> [DOCUMENT TEXT]
---+---
= Viscount of Audenaerde =

Flemish feudal title

Viscount of Audenaerde was a Flemish feudal title. It was associated successively with two families.

== History ==
The title was created by Maximilian of Austria around 1482, after the death of his wife Mary of Burgundy. He created the title as a mark of merit, with the privilege of hereditary rights. The title was given to Gaultier (Wouter) van Rechem, chatelain of the castle of Burgundy. The noble house of Rechem was from Kortrijk and possessed the dominium of Kerchove.
---+---
> [SET TASK A] Arrange the rows as a JSON list of strings, one string per line with blank lines omitted, from the line with "x-tick-label: 0.001: [96, 630, 131, 646]" up to and including the line with "detect and localize".
The text and the rows have no connection to each other.

Layout element entries:
---+---
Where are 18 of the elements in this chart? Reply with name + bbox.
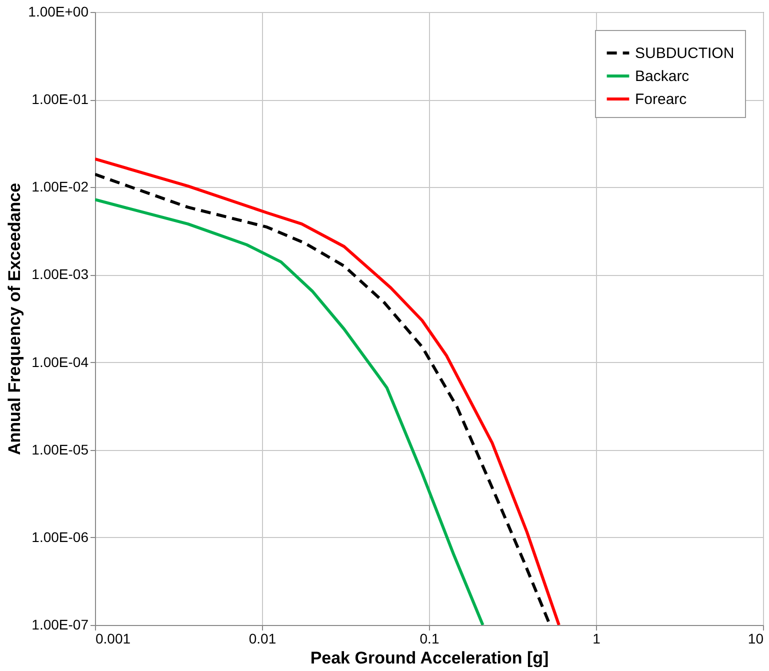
x-tick-label: 0.001: [96, 630, 131, 646]
legend-label: SUBDUCTION: [635, 45, 734, 62]
x-tick-label: 0.01: [248, 630, 276, 646]
y-axis-title: Annual Frequency of Exceedance: [5, 182, 24, 456]
y-tick-label: 1.00E-07: [32, 616, 89, 632]
y-tick-label: 1.00E-03: [32, 266, 89, 282]
y-tick-label: 1.00E-04: [32, 354, 89, 370]
y-tick-label: 1.00E-02: [32, 178, 89, 195]
y-tick-label: 1.00E-06: [32, 528, 89, 545]
y-tick-label: 1.00E-05: [32, 441, 89, 458]
x-axis-title: Peak Ground Acceleration [g]: [310, 648, 549, 668]
x-tick-label: 10: [748, 630, 764, 646]
y-tick-label: 1.00E-01: [32, 91, 89, 108]
y-tick-label: 1.00E+00: [28, 4, 89, 20]
legend-label: Forearc: [635, 91, 688, 108]
x-tick-label: 1: [592, 630, 601, 646]
x-tick-label: 0.1: [420, 630, 440, 646]
legend-label: Backarc: [635, 68, 690, 85]
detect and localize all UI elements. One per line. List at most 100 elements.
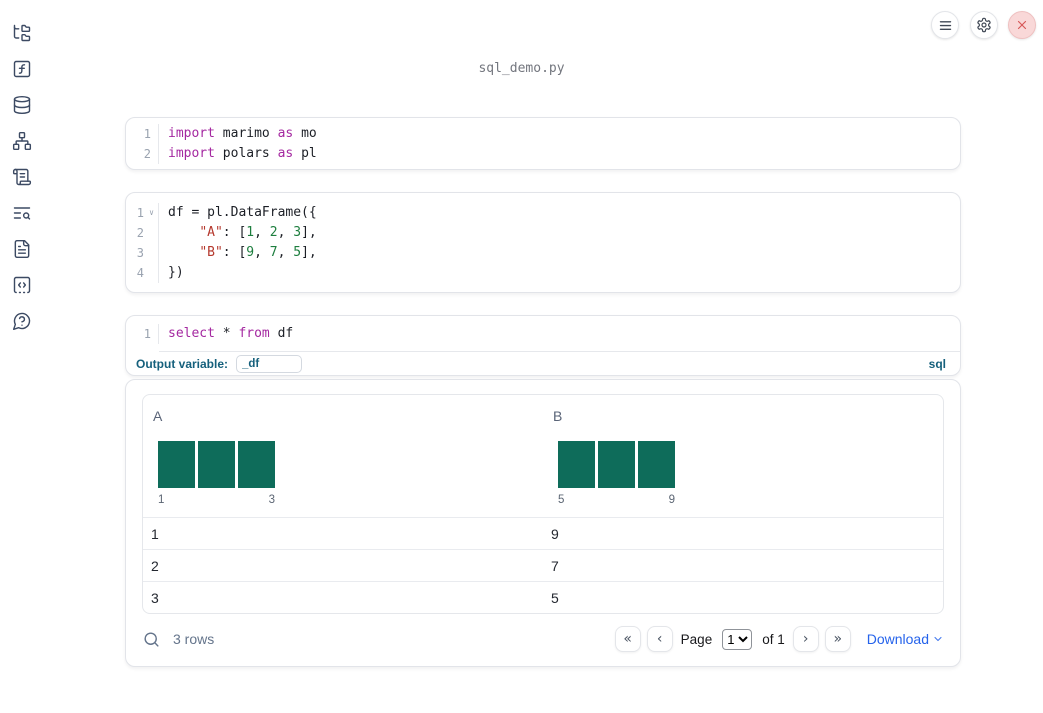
pagination-prev-button[interactable]: ‹ <box>646 626 673 652</box>
chevrons-right-icon: » <box>833 631 843 647</box>
histogram-bar <box>158 441 195 488</box>
histogram-tick-label: 1 <box>158 494 165 506</box>
line-number: 3 <box>126 243 159 263</box>
line-number: 2 <box>126 223 159 243</box>
line-number: 4 <box>126 263 159 283</box>
histogram-tick-label: 5 <box>558 494 565 506</box>
page-label: Page <box>680 631 713 647</box>
datasources-icon <box>13 95 31 115</box>
chevrons-left-icon: « <box>623 631 632 647</box>
histogram-bar <box>638 441 675 488</box>
histogram-tick-label: 9 <box>668 494 675 506</box>
sql-code-editor[interactable]: 1 select * from df <box>126 316 960 351</box>
column-label: B <box>553 408 563 424</box>
download-button[interactable]: Download <box>867 631 944 647</box>
close-button[interactable] <box>1008 11 1036 39</box>
menu-button[interactable] <box>931 11 959 39</box>
code-line: 1 ∨ df = pl.DataFrame({ <box>126 203 960 223</box>
table-cell: 7 <box>551 557 559 574</box>
chevron-left-icon: ‹ <box>656 631 663 647</box>
chevron-right-icon: › <box>802 631 809 647</box>
histogram-bar <box>238 441 275 488</box>
histogram-tick-label: 3 <box>268 494 275 506</box>
code-text: select * from df <box>168 326 294 341</box>
page-select[interactable]: 1 <box>722 628 753 650</box>
snippets-icon <box>13 276 31 294</box>
code-line: 2 "A": [1, 2, 3], <box>126 223 960 243</box>
help-icon <box>12 312 31 331</box>
pagination-last-button[interactable]: » <box>824 626 851 652</box>
function-variables-icon <box>13 60 31 78</box>
line-number: 2 <box>126 144 159 164</box>
code-cell-dataframe[interactable]: 1 ∨ df = pl.DataFrame({2 "A": [1, 2, 3], 3 … <box>125 192 961 293</box>
sidebar-item-help[interactable] <box>12 311 32 331</box>
code-editor[interactable]: 1 ∨ df = pl.DataFrame({2 "A": [1, 2, 3], 3 … <box>126 203 960 283</box>
table-cell: 3 <box>151 590 159 606</box>
pagination-first-button[interactable]: « <box>614 626 641 652</box>
code-text: "A": [1, 2, 3], <box>199 225 317 240</box>
chevron-down-icon <box>934 636 942 642</box>
documentation-icon <box>14 239 30 259</box>
table-footer: 3 rows « ‹ Page 1 of 1 › » Download <box>126 614 960 652</box>
column-label: A <box>153 408 163 424</box>
pagination-next-button[interactable]: › <box>792 626 819 652</box>
sidebar-item-datasources[interactable] <box>12 95 32 115</box>
code-cell-imports[interactable]: 1 import marimo as mo 2 import polars as pl <box>125 117 961 170</box>
code-text: import marimo as mo <box>168 126 317 141</box>
table-cell: 2 <box>151 557 159 574</box>
sidebar-item-file-explorer[interactable] <box>12 23 32 43</box>
output-variable-input[interactable] <box>236 355 303 373</box>
code-line: 1 select * from df <box>126 324 960 344</box>
file-explorer-icon <box>13 24 31 42</box>
table-cell: 5 <box>551 590 559 606</box>
settings-icon <box>977 17 991 33</box>
code-text: df = pl.DataFrame({ <box>168 205 317 220</box>
code-line: 1 import marimo as mo <box>126 124 960 144</box>
sidebar-item-snippets[interactable] <box>12 275 32 295</box>
code-text: }) <box>168 265 184 280</box>
outline-search-icon <box>13 207 31 220</box>
code-line: 2 import polars as pl <box>126 144 960 164</box>
code-text: "B": [9, 7, 5], <box>199 245 317 260</box>
code-editor[interactable]: 1 import marimo as mo 2 import polars as pl <box>126 124 960 164</box>
search-icon[interactable] <box>142 630 161 649</box>
histogram-bar <box>558 441 595 488</box>
code-line: 3 "B": [9, 7, 5], <box>126 243 960 263</box>
line-number: 1 ∨ <box>126 203 159 223</box>
sidebar-item-outline-search[interactable] <box>12 203 32 223</box>
sql-cell-footer: Output variable: sql <box>126 352 960 376</box>
settings-button[interactable] <box>970 11 998 39</box>
fold-chevron-icon[interactable]: ∨ <box>149 208 154 217</box>
histogram-bar <box>198 441 235 488</box>
output-variable-label: Output variable: <box>136 357 229 371</box>
menu-icon <box>939 20 951 30</box>
sidebar <box>0 0 44 713</box>
sidebar-item-documentation[interactable] <box>12 239 32 259</box>
sidebar-item-scratchpad[interactable] <box>12 167 32 187</box>
notebook-filename: sql_demo.py <box>478 61 565 76</box>
code-text: import polars as pl <box>168 146 317 161</box>
line-number: 1 <box>126 124 159 144</box>
histogram-bar <box>598 441 635 488</box>
close-icon <box>1017 20 1027 30</box>
code-line: 4}) <box>126 263 960 283</box>
language-badge: sql <box>928 357 946 371</box>
sidebar-item-dependency-graph[interactable] <box>12 131 32 151</box>
table-cell: 1 <box>151 525 159 542</box>
line-number: 1 <box>126 324 159 344</box>
divider <box>159 351 960 352</box>
download-label: Download <box>866 631 929 647</box>
sidebar-item-variables[interactable] <box>12 59 32 79</box>
sql-cell[interactable]: 1 select * from df Output variable: sql <box>125 315 961 376</box>
row-count: 3 rows <box>173 631 215 647</box>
---+---
> [SET TASK B] According to the Viscount of Audenaerde text, who created the title?

> [RESULT A]
[
  "x-tick-label: 0.001: [96, 630, 131, 646]",
  "legend-label: SUBDUCTION: [635, 45, 734, 62]",
  "x-tick-label: 0.01: [248, 630, 276, 646]",
  "y-axis-title: Annual Frequency of Exceedance: [5, 182, 24, 456]",
  "y-tick-label: 1.00E-07: [32, 616, 89, 632]",
  "y-tick-label: 1.00E-03: [32, 266, 89, 282]",
  "y-tick-label: 1.00E-04: [32, 354, 89, 370]",
  "y-tick-label: 1.00E-02: [32, 178, 89, 195]",
  "y-tick-label: 1.00E-06: [32, 528, 89, 545]",
  "y-tick-label: 1.00E-05: [32, 441, 89, 458]",
  "x-axis-title: Peak Ground Acceleration [g]: [310, 648, 549, 668]",
  "x-tick-label: 10: [748, 630, 764, 646]",
  "y-tick-label: 1.00E-01: [32, 91, 89, 108]",
  "y-tick-label: 1.00E+00: [28, 4, 89, 20]",
  "legend-label: Forearc: [635, 91, 688, 108]",
  "x-tick-label: 1: [592, 630, 601, 646]",
  "x-tick-label: 0.1: [420, 630, 440, 646]",
  "legend-label: Backarc: [635, 68, 690, 85]",
  "detect and localize all UI elements. One per line. List at most 100 elements."
]

> [RESULT B] Maximilian of Austria